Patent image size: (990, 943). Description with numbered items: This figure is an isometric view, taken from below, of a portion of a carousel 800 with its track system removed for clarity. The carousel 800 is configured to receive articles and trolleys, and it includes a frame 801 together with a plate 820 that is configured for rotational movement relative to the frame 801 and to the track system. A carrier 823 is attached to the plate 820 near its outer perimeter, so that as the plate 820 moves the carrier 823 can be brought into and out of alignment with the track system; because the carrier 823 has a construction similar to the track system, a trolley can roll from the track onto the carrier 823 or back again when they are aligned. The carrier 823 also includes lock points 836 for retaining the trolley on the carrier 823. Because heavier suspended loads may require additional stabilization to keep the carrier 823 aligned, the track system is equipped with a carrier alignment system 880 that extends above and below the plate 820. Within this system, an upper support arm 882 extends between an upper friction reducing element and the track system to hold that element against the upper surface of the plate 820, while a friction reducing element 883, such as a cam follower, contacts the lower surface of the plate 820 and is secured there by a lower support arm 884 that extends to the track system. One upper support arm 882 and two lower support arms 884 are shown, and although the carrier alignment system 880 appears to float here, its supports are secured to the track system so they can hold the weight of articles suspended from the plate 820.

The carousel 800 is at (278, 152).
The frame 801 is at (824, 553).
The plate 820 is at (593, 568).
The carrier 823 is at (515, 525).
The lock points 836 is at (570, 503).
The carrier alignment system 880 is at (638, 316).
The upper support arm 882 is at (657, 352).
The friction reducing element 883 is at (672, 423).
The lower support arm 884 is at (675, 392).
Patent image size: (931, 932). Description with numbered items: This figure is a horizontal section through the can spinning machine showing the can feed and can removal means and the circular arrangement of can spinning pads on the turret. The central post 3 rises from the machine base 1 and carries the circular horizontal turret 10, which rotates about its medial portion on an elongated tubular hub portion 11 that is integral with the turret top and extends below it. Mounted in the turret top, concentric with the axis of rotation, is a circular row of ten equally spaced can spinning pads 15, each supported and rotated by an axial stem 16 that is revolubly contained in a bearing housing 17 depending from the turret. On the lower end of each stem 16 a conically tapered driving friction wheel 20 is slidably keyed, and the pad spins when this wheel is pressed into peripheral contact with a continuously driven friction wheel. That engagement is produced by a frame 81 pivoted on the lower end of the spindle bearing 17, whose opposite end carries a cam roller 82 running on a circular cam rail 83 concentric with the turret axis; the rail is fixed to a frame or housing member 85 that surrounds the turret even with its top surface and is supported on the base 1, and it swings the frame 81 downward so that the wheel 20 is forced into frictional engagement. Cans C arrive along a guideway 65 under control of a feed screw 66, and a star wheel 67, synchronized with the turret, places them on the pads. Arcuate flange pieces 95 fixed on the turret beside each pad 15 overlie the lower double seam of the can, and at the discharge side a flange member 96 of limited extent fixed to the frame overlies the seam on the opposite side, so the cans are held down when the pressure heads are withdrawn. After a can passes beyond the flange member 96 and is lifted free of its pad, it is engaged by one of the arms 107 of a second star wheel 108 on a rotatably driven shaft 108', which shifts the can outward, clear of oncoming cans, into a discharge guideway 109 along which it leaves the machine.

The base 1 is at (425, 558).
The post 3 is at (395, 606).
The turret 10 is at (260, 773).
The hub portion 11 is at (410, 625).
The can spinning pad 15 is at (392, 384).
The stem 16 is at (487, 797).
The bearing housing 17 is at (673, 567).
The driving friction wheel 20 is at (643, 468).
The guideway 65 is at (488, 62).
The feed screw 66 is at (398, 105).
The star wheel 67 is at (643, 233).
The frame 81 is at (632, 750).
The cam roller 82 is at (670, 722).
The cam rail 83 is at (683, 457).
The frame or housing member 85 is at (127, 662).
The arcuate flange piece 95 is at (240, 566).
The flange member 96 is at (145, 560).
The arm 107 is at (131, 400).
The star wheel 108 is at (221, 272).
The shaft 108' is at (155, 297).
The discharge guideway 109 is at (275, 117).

····················

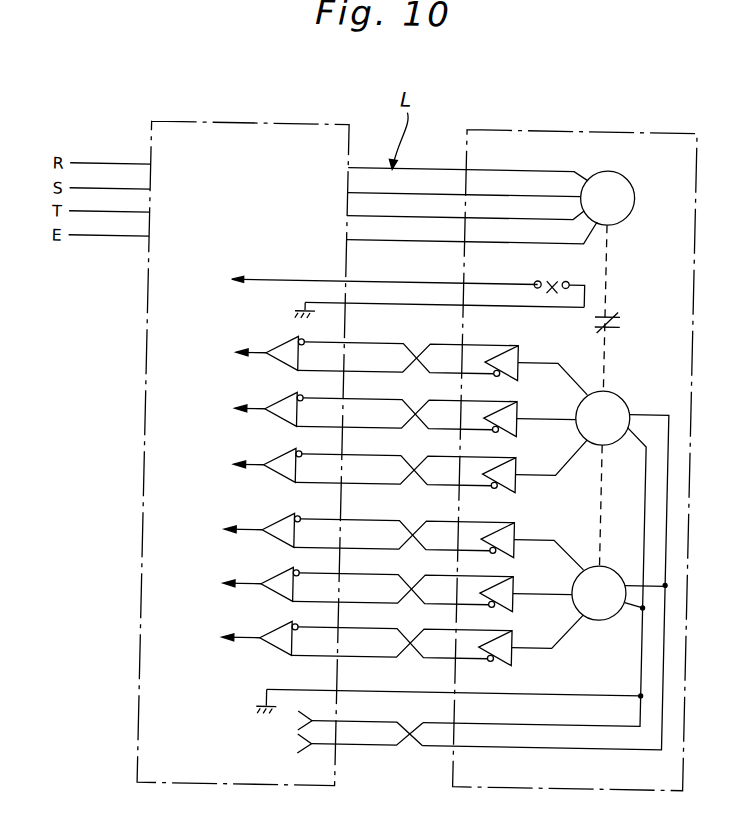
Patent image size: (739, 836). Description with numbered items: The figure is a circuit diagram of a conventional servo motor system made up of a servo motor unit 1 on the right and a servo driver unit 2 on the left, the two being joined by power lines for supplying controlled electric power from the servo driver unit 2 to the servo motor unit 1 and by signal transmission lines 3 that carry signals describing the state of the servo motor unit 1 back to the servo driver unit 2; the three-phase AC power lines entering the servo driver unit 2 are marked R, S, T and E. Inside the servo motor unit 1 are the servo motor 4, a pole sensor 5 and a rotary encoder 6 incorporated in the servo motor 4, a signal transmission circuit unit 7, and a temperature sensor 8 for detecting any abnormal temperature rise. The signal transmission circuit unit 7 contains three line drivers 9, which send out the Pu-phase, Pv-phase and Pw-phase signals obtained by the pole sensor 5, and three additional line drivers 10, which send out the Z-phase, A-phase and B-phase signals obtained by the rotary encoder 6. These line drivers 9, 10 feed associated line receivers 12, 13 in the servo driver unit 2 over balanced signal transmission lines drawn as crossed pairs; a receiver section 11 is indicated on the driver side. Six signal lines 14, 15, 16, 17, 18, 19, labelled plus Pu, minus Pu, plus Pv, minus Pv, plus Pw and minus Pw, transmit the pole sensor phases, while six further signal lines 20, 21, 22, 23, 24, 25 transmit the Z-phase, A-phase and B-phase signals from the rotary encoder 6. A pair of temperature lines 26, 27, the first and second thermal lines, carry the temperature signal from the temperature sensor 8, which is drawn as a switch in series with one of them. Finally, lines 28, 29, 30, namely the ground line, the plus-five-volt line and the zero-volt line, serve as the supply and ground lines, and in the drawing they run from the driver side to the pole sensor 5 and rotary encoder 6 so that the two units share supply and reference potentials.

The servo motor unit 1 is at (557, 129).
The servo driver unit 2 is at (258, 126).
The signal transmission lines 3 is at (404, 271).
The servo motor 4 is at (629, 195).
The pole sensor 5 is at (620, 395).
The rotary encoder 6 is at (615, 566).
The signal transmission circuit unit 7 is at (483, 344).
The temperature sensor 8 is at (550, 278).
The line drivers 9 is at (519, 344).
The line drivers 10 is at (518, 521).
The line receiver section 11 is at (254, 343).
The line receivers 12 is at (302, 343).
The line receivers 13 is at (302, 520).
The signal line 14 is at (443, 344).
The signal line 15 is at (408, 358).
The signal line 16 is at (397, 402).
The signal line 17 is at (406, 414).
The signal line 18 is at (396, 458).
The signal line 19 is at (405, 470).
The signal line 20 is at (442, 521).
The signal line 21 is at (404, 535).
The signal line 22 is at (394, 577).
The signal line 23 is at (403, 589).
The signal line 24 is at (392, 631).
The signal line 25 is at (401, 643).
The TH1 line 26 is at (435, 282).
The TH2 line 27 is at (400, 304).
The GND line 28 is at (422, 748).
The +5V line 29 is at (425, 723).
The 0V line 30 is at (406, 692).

····················

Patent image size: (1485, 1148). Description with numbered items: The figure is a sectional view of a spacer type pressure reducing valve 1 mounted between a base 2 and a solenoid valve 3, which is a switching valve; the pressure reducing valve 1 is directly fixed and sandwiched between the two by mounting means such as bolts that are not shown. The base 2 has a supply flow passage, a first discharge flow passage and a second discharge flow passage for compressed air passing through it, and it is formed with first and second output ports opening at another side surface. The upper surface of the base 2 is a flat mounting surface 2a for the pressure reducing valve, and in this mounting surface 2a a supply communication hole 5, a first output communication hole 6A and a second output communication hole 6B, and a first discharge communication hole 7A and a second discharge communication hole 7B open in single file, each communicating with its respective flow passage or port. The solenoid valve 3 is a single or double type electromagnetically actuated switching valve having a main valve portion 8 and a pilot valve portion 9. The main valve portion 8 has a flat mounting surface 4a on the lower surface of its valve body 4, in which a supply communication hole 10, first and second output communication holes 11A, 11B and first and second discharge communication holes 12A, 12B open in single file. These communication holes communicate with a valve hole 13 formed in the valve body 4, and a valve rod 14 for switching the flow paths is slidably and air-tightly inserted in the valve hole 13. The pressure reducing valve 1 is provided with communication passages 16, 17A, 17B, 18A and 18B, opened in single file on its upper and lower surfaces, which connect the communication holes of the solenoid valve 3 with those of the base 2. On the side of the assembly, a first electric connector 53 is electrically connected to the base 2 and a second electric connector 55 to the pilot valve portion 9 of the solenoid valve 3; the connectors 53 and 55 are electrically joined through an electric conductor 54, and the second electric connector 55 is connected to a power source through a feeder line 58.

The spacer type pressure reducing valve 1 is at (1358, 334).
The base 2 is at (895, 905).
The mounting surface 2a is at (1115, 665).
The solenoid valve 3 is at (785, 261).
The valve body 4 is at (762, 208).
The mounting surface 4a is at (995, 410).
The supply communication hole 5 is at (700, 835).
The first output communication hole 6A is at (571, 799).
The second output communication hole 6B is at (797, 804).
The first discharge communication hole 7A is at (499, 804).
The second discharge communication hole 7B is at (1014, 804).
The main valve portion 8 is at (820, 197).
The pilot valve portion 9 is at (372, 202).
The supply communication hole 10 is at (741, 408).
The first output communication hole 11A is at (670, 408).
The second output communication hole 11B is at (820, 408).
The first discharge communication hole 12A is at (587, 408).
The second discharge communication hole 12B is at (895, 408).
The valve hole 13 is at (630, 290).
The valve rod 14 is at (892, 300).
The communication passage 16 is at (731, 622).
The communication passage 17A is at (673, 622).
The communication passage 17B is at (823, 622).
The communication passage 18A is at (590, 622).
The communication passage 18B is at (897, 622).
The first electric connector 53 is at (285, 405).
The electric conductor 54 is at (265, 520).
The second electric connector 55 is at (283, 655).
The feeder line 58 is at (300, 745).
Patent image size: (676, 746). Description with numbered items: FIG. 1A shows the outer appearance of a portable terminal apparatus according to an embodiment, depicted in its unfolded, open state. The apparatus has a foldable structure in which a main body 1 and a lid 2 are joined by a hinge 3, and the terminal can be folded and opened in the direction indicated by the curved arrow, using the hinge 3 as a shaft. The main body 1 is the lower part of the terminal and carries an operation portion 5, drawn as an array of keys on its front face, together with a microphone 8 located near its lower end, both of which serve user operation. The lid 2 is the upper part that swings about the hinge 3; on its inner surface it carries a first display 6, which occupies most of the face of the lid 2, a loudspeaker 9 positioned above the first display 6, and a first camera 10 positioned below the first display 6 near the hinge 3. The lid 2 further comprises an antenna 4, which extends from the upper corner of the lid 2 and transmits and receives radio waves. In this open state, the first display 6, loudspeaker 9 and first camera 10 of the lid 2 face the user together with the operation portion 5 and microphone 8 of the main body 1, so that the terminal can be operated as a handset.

····················

- 목표:
위 데이터에서 "antenna" 문자열이 포함된 줄을 빠짐없이 모아 옮겨 적으십시오.

- 결과:
Patent image size: (676, 746). Description with numbered items: FIG. 1A shows the outer appearance of a portable terminal apparatus according to an embodiment, depicted in its unfolded, open state. The apparatus has a foldable structure in which a main body 1 and a lid 2 are joined by a hinge 3, and the terminal can be folded and opened in the direction indicated by the curved arrow, using the hinge 3 as a shaft. The main body 1 is the lower part of the terminal and carries an operation portion 5, drawn as an array of keys on its front face, together with a microphone 8 located near its lower end, both of which serve user operation. The lid 2 is the upper part that swings about the hinge 3; on its inner surface it carries a first display 6, which occupies most of the face of the lid 2, a loudspeaker 9 positioned above the first display 6, and a first camera 10 positioned below the first display 6 near the hinge 3. The lid 2 further comprises an antenna 4, which extends from the upper corner of the lid 2 and transmits and receives radio waves. In this open state, the first display 6, loudspeaker 9 and first camera 10 of the lid 2 face the user together with the operation portion 5 and microphone 8 of the main body 1, so that the terminal can be operated as a handset.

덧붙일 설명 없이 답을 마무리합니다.